Extract all lines that hold the string "Spectrum".

start Material provided

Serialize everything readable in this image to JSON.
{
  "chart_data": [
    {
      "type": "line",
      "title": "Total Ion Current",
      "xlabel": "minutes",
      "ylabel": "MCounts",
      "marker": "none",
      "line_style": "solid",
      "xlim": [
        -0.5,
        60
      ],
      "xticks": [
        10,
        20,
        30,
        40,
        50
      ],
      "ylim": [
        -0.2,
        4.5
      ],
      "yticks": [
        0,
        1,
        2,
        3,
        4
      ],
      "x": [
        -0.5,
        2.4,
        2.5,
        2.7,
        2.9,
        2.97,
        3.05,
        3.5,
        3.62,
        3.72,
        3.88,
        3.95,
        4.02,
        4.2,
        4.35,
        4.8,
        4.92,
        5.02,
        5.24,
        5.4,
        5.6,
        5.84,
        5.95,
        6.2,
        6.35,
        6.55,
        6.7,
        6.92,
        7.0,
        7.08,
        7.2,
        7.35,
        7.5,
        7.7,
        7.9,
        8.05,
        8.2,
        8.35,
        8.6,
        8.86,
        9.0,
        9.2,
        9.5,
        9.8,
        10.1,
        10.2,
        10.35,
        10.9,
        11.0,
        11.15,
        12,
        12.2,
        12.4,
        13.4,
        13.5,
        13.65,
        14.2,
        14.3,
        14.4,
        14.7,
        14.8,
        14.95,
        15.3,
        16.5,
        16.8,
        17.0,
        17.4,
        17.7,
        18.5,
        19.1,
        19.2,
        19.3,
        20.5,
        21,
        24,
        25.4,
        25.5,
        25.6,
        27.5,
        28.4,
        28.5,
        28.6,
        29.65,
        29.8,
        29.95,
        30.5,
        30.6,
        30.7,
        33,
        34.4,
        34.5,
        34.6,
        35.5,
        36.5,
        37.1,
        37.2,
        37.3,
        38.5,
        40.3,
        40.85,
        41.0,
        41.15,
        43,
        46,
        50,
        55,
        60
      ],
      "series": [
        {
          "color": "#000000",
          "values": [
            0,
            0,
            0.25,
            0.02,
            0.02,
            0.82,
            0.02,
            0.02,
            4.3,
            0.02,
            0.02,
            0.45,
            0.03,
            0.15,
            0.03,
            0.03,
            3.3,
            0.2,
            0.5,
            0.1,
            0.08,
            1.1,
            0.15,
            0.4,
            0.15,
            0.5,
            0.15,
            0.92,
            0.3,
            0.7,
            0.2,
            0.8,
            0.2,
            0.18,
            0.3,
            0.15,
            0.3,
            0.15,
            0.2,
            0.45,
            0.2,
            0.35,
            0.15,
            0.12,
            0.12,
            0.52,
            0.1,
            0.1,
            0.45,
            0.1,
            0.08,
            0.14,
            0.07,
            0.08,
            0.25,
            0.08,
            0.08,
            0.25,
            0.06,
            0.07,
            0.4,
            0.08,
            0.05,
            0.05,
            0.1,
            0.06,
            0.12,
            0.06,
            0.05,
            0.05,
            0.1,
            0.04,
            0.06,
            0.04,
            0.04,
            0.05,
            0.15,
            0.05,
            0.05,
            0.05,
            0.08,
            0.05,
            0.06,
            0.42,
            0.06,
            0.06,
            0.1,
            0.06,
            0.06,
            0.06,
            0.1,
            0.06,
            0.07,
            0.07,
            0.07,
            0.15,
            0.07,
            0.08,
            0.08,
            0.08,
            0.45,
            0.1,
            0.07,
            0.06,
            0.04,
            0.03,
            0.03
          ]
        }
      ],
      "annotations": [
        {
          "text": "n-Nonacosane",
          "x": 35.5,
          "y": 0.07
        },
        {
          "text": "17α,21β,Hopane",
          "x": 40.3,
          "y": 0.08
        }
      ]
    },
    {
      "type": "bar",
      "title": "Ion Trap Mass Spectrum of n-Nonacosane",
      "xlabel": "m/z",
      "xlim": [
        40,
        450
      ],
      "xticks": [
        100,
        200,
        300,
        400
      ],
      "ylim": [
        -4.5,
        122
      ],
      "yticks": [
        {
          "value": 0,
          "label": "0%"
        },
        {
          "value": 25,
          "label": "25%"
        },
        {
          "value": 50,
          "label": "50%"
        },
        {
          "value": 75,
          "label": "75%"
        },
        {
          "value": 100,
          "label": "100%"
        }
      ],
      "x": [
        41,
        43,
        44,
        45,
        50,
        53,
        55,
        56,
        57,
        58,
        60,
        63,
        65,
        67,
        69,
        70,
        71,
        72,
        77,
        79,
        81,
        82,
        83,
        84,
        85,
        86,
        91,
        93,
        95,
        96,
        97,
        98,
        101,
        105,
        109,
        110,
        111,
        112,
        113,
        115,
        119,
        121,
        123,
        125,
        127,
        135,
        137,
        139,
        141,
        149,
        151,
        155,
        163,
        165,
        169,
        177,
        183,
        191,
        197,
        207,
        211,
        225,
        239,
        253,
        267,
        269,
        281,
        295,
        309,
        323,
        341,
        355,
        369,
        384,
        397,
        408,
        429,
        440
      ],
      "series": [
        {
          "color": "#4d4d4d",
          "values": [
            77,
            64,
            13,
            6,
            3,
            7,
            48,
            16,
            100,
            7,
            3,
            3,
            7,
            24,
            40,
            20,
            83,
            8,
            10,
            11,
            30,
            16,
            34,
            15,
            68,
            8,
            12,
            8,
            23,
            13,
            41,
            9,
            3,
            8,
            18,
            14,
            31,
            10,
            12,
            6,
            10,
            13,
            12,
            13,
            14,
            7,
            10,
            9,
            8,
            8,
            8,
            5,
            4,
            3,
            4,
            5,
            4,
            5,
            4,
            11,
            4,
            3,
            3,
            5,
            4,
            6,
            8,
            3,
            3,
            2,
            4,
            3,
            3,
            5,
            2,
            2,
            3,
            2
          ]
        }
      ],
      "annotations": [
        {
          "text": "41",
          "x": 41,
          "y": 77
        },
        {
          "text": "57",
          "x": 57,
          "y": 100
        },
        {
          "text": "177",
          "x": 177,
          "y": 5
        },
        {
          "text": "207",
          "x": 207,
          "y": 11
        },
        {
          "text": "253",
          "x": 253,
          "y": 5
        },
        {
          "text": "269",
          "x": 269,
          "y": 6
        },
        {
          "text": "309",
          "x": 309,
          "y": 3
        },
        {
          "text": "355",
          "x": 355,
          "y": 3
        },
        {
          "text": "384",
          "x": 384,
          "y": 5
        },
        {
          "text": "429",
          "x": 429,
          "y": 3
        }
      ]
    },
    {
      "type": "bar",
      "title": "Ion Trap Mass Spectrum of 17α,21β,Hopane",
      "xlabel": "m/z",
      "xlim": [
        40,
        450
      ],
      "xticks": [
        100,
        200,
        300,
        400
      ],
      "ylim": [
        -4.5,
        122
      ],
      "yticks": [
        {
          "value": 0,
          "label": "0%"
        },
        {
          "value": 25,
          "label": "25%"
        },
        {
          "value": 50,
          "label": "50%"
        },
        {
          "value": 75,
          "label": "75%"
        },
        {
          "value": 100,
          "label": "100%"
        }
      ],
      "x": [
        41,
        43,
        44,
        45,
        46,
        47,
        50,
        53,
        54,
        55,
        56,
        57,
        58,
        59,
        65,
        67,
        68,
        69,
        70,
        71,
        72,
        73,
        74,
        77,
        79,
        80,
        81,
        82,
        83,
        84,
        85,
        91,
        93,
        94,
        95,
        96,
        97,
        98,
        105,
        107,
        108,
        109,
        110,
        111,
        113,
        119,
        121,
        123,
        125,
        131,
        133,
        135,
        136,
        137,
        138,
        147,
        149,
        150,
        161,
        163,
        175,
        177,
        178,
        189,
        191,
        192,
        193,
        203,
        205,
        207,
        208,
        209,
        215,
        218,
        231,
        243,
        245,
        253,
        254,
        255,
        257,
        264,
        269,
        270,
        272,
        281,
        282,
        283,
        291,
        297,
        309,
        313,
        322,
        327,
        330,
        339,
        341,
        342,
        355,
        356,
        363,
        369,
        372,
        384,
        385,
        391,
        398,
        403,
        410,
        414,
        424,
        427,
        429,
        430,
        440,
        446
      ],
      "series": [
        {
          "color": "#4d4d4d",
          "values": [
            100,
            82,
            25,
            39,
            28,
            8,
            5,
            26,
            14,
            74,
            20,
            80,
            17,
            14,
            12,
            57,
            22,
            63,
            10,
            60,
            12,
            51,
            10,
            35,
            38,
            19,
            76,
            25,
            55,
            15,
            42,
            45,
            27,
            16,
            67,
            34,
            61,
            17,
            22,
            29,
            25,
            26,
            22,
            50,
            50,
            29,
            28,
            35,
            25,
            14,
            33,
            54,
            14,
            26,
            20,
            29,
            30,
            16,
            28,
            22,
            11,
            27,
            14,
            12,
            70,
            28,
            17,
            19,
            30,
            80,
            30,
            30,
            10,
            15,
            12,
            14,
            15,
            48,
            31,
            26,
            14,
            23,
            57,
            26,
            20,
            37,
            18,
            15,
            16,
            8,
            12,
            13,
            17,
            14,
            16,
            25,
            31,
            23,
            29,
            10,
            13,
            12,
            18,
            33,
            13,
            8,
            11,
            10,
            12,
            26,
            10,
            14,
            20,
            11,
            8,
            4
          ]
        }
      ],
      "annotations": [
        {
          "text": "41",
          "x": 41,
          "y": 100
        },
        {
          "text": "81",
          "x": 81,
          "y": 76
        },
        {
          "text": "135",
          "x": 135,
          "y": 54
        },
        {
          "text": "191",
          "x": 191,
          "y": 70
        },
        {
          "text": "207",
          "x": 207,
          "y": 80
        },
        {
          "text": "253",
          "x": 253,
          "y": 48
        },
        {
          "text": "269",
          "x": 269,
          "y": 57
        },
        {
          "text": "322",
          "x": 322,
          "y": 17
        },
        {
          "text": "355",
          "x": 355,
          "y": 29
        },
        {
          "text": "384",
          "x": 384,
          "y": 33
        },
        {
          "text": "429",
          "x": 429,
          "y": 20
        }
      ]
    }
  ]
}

end Material provided

## Complete output
      "title": "Ion Trap Mass Spectrum of n-Nonacosane",
      "title": "Ion Trap Mass Spectrum of 17α,21β,Hopane",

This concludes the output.